__TEXTO FORNECIDO__:
Terreno baldio com muros grafitados, Wynwood - foto: Renato Salles
Terreno baldio com muros grafitados, Wynwood – foto: Renato Salles

A transformação de Wynwood de boca do lixo para um dos bairros mais trendy de Miami se deu em grande parte por dois fatos. O primeiro foi a compra do galpão da ABC por uma ONG formada por estudantes do South Florida Art Center, expulsos de Coconut Grove pela gentrificação. Chamado de Bakehouse, o edifício se tornou o maior ateliê de artistas da Florida, em funcionamento até hoje. Ela chamou a atenção de galeristas da cidade, que viram ali oportunidade de achar espaços grandes com bons preços. Entre as primeiras grandes galerias de arte a chegarem a Wynwood estão a Dorsch GalleryBernice Steinbaum Gallery, em 2000.

__EXTRATO DE DADOS__:

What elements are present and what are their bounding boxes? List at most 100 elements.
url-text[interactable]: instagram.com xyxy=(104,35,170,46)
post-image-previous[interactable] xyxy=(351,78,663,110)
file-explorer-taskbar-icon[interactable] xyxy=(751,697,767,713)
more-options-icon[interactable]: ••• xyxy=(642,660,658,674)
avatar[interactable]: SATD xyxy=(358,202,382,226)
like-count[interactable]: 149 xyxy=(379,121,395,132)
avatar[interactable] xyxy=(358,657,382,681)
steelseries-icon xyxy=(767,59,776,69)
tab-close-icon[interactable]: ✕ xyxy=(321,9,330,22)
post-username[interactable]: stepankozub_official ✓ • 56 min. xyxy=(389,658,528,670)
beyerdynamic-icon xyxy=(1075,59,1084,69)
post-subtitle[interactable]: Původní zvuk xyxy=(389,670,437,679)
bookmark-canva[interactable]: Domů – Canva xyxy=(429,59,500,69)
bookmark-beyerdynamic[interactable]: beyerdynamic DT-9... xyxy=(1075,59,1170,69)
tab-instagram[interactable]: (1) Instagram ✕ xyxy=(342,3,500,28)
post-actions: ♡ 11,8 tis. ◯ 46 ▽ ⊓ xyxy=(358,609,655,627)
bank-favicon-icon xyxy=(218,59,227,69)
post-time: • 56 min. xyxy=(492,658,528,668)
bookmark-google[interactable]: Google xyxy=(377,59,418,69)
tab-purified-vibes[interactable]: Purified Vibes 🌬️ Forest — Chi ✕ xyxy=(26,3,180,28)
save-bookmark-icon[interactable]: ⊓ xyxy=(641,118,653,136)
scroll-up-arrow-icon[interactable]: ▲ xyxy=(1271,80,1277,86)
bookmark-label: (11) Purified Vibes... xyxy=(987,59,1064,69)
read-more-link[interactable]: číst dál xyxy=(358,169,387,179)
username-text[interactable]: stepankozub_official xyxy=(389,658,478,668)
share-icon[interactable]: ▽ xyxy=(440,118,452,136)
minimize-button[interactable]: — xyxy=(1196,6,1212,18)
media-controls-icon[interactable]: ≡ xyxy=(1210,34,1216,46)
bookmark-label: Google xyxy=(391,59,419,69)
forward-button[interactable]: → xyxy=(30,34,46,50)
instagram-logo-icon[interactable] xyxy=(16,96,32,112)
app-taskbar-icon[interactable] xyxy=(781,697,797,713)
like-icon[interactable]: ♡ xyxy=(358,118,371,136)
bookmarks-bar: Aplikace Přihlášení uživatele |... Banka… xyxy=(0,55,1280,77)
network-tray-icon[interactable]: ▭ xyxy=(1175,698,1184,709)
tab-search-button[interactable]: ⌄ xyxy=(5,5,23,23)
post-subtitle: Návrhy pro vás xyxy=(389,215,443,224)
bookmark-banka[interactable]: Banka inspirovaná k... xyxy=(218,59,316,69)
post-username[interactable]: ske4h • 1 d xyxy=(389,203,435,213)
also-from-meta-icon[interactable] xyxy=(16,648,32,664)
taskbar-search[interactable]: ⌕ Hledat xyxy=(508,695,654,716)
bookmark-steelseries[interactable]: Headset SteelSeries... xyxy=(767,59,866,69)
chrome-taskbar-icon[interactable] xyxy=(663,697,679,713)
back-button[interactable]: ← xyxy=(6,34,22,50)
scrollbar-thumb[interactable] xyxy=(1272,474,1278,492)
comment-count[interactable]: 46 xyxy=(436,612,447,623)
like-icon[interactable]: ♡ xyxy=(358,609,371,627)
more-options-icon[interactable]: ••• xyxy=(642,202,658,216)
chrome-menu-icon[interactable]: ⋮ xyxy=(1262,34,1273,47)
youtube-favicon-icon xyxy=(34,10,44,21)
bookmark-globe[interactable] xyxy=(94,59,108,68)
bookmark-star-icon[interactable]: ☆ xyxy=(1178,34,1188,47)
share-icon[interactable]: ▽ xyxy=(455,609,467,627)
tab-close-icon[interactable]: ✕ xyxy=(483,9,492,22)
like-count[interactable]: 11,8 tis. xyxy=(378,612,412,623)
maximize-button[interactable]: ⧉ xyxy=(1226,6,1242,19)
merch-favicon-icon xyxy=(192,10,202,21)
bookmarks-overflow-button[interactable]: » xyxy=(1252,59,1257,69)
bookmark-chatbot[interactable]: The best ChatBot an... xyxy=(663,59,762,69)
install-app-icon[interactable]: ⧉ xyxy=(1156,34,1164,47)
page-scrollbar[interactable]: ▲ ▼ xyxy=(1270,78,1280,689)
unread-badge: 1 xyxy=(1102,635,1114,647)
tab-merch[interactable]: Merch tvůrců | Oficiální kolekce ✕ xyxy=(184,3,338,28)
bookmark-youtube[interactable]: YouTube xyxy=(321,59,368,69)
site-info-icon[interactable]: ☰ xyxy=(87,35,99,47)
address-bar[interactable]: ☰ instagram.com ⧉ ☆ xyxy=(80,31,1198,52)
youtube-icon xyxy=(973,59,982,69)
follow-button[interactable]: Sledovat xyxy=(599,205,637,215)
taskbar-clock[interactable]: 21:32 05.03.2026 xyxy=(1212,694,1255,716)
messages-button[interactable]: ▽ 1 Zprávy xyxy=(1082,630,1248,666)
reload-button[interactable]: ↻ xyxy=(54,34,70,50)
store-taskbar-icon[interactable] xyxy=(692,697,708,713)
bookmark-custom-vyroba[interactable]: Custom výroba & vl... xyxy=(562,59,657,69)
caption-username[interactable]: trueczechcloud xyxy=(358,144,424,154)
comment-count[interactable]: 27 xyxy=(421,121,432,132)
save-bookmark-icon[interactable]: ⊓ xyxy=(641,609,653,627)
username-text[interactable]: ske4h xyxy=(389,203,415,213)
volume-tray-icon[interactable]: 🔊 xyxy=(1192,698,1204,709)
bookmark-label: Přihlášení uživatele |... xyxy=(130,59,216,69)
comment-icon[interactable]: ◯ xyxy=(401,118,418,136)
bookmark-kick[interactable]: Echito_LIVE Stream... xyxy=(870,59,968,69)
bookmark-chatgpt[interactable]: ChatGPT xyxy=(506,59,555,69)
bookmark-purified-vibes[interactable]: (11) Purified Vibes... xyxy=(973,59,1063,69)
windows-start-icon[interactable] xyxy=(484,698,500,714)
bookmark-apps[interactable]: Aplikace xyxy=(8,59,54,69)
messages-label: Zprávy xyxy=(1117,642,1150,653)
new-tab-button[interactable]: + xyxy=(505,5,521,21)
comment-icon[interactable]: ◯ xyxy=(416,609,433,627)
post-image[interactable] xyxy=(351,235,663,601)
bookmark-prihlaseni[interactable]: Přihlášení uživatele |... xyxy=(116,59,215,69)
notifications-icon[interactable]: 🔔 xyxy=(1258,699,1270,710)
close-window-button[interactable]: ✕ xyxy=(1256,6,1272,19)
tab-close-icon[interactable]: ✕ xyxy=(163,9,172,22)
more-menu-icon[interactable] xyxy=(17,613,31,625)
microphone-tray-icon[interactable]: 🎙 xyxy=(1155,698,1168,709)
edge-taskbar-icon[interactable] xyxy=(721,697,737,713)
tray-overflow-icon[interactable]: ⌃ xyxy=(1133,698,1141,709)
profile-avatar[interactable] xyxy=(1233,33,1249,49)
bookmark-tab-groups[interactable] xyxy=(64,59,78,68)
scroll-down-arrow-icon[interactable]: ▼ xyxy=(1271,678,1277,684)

__SEU OBJETIVO__: De acordo com o texto fornecido, que nome recebeu o edifício que se tornou o maior ateliê de artistas da Florida? Baseie-se somente no texto fornecido.

__RESPOSTA__: Bakehouse, o antigo galpão da ABC.